— The task —
Where a line contains the word "this", copy that line in full.

— Task material —
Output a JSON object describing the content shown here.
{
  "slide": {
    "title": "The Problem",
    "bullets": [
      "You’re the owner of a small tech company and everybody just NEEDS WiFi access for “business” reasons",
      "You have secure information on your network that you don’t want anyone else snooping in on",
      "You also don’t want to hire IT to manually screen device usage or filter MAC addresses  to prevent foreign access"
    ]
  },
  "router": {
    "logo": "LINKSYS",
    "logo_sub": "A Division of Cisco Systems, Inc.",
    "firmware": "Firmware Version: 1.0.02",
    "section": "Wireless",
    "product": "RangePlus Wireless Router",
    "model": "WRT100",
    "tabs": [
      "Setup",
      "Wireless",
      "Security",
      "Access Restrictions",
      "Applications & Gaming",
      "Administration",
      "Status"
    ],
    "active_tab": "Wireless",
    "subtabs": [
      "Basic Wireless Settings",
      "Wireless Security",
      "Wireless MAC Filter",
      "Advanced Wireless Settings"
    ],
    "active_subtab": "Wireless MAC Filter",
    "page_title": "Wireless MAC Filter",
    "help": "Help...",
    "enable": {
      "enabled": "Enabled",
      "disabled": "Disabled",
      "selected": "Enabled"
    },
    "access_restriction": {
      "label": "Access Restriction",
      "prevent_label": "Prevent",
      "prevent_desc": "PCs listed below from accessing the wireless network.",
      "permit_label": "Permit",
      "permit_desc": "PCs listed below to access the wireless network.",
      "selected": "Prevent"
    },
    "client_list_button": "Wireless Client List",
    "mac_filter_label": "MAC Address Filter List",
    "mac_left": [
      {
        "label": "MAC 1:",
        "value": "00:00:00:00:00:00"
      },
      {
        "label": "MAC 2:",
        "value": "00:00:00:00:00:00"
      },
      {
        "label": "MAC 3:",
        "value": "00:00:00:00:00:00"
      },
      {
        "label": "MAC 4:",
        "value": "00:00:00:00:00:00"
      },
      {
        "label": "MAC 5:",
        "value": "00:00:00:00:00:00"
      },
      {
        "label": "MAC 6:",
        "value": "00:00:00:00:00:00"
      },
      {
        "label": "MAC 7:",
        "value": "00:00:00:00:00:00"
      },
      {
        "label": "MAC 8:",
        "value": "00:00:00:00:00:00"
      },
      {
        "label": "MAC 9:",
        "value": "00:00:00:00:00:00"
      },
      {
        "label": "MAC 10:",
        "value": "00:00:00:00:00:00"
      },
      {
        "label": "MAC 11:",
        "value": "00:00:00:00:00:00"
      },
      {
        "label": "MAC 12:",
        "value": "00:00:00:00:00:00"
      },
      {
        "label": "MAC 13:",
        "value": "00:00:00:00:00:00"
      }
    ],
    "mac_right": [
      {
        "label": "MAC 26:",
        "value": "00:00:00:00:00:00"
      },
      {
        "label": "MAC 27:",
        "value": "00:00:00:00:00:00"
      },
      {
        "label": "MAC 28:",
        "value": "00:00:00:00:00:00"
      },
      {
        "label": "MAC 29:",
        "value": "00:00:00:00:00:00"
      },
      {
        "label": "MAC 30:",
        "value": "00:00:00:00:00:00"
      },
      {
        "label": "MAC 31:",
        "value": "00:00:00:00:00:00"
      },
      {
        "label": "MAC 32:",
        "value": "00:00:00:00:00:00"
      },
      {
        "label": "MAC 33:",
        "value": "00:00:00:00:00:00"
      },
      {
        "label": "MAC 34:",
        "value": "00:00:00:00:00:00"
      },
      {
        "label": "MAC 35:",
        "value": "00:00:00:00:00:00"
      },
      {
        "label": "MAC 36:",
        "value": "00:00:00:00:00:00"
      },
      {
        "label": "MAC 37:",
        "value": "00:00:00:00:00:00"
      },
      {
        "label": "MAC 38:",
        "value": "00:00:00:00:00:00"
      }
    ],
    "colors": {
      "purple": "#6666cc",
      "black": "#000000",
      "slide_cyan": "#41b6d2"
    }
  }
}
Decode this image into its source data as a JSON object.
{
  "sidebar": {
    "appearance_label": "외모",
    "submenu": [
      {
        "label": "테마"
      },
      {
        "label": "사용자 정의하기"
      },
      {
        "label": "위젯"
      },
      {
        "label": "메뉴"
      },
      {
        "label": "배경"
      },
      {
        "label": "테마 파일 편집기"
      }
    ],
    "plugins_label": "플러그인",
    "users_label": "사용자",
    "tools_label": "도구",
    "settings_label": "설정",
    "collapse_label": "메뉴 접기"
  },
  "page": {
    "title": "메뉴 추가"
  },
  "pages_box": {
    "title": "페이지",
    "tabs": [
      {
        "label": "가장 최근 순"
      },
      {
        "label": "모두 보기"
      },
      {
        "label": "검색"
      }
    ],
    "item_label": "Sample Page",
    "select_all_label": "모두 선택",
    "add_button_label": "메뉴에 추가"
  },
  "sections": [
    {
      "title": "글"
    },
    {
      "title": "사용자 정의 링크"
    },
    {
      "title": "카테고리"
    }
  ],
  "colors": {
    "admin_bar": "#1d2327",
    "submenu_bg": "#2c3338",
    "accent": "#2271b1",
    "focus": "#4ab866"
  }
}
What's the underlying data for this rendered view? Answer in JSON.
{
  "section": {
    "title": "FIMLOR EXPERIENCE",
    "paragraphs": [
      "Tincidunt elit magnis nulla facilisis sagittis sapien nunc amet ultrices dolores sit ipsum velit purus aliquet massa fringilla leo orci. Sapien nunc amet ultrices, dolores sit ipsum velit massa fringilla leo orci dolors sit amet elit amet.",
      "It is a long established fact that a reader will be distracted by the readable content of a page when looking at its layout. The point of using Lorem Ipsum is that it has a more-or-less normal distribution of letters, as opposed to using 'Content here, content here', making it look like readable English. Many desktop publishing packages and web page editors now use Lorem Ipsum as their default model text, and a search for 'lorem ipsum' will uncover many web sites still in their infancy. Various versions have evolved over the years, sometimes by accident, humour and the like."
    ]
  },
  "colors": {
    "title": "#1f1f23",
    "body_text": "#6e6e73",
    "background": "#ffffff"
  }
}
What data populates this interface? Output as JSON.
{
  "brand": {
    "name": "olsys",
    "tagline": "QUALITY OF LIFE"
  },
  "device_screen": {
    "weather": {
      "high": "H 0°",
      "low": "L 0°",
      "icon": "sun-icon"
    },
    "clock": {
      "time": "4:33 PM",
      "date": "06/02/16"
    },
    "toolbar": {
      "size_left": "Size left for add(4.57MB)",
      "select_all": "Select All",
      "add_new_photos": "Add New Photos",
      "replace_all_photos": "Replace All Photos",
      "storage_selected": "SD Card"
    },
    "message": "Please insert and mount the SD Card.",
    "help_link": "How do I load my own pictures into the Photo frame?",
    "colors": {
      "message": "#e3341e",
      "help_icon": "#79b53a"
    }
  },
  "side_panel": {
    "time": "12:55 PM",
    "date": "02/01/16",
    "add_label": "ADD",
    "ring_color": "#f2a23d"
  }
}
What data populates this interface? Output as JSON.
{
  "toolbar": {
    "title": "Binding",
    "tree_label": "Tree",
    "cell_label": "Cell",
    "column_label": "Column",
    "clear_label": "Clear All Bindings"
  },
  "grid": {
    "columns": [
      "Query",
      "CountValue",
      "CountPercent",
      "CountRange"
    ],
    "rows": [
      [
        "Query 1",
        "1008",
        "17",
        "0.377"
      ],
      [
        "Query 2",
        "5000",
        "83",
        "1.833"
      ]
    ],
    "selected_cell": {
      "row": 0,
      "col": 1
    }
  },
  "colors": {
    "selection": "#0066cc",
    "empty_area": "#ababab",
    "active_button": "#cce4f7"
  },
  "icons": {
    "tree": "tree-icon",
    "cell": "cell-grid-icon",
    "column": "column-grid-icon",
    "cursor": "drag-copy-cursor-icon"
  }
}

— Task response —
Decode this image into its source data as a JSON object.
What's the underlying data for this rendered view? Answer in JSON.
What data populates this interface? Output as JSON.
What data populates this interface? Output as JSON.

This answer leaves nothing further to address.